━━━━━ Data for this task ━━━━━

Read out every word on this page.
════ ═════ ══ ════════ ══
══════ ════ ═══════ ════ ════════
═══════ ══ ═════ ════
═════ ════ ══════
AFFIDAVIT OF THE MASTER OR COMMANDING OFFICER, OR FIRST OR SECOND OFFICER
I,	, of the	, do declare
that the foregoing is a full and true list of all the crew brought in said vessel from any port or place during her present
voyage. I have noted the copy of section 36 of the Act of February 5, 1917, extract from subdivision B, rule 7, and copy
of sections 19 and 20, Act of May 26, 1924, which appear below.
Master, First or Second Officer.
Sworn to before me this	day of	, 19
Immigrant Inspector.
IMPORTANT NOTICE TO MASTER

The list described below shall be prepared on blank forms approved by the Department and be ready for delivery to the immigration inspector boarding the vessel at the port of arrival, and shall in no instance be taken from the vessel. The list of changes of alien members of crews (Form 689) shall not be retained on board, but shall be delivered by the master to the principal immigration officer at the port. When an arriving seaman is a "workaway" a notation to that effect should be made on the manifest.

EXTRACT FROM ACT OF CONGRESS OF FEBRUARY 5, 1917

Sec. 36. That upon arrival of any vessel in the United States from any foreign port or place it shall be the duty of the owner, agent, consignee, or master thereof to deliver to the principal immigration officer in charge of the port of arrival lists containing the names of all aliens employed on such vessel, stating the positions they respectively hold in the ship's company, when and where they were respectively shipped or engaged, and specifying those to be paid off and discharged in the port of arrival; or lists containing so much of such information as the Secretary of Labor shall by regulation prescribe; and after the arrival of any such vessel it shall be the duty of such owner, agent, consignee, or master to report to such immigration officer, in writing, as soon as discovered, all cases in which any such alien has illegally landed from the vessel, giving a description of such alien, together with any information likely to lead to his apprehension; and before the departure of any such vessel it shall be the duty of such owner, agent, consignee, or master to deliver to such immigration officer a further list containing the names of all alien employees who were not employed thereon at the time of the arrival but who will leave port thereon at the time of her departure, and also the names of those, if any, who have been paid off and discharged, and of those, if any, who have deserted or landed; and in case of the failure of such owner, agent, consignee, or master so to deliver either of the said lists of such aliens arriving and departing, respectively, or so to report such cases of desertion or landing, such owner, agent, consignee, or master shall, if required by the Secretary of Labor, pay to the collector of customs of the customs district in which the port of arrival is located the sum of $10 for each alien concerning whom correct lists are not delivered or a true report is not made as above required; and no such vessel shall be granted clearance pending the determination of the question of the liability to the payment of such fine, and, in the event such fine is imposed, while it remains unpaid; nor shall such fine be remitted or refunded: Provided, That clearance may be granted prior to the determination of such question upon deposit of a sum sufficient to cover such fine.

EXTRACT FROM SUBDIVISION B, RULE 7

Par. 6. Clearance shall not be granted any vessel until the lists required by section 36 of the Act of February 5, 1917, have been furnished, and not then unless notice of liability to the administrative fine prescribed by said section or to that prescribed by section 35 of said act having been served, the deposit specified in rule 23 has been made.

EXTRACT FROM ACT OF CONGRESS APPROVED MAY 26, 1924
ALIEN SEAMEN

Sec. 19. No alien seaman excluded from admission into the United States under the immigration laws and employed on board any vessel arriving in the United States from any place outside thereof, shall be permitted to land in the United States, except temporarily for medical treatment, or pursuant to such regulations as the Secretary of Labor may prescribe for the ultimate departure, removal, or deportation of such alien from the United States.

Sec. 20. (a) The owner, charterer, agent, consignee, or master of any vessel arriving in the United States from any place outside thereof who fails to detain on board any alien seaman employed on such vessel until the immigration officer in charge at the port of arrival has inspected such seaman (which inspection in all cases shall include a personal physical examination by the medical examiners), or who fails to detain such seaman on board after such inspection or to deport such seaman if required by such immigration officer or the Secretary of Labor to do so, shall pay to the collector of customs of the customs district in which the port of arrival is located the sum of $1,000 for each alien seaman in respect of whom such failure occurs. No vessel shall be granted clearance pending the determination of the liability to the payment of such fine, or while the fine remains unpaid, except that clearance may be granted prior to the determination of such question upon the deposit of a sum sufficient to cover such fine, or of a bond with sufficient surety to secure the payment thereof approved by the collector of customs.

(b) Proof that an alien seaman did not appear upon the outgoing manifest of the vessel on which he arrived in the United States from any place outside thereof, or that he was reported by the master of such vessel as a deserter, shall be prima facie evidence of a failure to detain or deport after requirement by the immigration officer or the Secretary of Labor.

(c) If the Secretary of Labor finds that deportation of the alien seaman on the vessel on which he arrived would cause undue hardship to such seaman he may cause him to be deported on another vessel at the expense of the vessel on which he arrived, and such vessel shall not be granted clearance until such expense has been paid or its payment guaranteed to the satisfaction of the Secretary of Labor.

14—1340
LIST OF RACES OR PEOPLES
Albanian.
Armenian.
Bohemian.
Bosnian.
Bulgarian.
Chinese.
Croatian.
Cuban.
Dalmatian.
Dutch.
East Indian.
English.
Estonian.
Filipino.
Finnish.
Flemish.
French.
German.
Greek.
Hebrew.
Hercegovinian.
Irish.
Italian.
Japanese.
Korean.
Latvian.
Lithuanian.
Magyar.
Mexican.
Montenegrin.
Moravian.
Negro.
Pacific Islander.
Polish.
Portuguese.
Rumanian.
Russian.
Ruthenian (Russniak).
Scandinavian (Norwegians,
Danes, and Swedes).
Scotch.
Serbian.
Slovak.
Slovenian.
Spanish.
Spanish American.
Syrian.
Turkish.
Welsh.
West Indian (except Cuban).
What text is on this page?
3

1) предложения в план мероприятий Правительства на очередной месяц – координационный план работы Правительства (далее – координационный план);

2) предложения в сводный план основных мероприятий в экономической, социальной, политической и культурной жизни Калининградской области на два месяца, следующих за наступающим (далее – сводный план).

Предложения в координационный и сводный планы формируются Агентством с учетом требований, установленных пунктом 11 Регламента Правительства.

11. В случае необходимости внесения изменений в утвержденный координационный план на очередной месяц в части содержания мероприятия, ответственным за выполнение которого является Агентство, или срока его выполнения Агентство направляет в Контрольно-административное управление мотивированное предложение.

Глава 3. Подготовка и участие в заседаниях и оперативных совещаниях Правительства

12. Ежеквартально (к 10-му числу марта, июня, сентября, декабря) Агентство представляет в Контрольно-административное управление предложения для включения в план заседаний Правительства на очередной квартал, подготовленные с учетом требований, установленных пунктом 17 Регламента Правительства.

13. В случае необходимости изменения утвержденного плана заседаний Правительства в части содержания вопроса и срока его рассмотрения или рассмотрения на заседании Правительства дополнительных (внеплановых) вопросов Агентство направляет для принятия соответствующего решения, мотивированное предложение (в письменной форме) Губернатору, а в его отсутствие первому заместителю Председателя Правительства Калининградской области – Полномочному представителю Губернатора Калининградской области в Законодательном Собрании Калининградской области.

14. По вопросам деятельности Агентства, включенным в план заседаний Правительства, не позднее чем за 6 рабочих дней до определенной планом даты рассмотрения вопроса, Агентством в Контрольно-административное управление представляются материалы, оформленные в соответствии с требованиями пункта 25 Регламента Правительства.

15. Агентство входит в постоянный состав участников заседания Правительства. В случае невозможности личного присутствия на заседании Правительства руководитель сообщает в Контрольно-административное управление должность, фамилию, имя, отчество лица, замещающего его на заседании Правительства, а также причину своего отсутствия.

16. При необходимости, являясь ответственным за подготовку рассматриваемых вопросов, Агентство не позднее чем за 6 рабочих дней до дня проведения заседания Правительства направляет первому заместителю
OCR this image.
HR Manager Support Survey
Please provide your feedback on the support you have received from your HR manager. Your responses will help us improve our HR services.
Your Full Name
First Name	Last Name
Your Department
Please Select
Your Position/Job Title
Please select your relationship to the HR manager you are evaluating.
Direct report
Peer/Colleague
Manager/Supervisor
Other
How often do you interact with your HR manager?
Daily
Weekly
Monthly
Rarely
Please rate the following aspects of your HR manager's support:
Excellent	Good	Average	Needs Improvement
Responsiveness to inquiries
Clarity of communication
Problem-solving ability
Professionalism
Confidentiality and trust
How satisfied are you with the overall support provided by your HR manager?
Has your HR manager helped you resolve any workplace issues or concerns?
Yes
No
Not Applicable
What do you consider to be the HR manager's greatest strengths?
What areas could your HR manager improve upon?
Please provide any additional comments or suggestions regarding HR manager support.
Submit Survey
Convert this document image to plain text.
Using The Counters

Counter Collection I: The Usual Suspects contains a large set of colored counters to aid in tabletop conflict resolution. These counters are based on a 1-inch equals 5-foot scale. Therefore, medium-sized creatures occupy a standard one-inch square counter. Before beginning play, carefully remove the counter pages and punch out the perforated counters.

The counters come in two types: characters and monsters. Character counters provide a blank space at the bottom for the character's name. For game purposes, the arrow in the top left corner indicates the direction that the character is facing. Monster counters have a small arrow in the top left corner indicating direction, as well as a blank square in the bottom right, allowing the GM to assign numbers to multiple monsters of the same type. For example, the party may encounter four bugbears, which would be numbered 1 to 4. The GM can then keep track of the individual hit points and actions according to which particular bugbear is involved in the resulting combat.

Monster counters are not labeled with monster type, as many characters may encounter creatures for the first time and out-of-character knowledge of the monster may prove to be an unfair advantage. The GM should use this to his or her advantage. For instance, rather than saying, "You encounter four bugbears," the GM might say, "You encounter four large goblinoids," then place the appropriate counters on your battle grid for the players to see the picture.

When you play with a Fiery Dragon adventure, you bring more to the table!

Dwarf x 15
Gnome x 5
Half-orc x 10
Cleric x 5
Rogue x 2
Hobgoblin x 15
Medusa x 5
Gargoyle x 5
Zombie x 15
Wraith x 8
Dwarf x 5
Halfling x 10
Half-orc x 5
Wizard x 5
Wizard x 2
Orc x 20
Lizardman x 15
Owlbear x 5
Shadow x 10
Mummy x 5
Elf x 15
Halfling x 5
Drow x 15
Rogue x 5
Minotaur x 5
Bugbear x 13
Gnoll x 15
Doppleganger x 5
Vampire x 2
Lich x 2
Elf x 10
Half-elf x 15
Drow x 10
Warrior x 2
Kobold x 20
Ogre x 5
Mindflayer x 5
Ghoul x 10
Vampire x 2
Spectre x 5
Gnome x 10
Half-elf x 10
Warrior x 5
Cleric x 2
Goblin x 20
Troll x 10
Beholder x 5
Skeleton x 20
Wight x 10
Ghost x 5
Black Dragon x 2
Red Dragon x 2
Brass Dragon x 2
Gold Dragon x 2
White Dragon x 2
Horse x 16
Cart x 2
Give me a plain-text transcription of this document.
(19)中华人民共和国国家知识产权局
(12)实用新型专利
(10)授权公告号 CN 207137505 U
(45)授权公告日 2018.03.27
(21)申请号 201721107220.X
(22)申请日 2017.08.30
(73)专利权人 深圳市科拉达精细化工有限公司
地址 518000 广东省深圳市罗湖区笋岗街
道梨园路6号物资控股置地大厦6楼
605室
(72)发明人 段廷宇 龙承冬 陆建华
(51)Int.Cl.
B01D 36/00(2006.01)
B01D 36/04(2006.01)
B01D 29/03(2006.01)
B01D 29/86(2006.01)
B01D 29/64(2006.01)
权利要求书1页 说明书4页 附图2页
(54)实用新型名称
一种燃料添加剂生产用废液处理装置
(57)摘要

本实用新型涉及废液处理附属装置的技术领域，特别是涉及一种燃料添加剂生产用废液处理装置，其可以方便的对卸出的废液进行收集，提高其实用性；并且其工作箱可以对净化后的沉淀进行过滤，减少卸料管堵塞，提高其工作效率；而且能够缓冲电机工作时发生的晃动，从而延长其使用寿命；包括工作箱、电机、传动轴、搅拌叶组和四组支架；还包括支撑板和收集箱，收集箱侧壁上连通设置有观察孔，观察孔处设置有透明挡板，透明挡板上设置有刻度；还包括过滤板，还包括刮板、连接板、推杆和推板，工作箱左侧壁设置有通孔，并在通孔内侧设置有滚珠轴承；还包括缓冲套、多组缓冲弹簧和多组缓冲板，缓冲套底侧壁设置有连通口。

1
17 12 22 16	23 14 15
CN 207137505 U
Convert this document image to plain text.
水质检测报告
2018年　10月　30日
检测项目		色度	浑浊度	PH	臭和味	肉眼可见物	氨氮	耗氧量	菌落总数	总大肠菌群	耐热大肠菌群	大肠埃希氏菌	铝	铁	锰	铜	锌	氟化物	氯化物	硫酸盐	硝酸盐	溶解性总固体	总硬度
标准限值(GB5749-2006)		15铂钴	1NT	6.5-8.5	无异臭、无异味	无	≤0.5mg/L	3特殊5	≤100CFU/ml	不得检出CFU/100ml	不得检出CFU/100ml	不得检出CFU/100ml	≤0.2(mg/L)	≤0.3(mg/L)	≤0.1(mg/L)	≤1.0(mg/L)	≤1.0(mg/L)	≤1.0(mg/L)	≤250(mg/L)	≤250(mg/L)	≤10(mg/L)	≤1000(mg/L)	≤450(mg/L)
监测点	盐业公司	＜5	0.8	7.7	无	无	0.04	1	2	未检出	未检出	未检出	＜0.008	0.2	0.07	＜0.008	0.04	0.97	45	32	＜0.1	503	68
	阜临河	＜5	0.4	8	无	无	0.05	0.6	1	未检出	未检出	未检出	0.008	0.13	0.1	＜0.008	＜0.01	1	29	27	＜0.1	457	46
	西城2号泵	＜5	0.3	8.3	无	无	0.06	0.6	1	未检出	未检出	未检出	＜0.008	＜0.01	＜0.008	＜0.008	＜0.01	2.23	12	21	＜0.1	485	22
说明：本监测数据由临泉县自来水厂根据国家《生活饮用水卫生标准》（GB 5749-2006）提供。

━━━━━

• What is expected
Find every line in the records that contains the word "text"; copy those lines.

• Correct output
What text is on this page?
Convert this document image to plain text.
Give me a plain-text transcription of this document.
Convert this document image to plain text.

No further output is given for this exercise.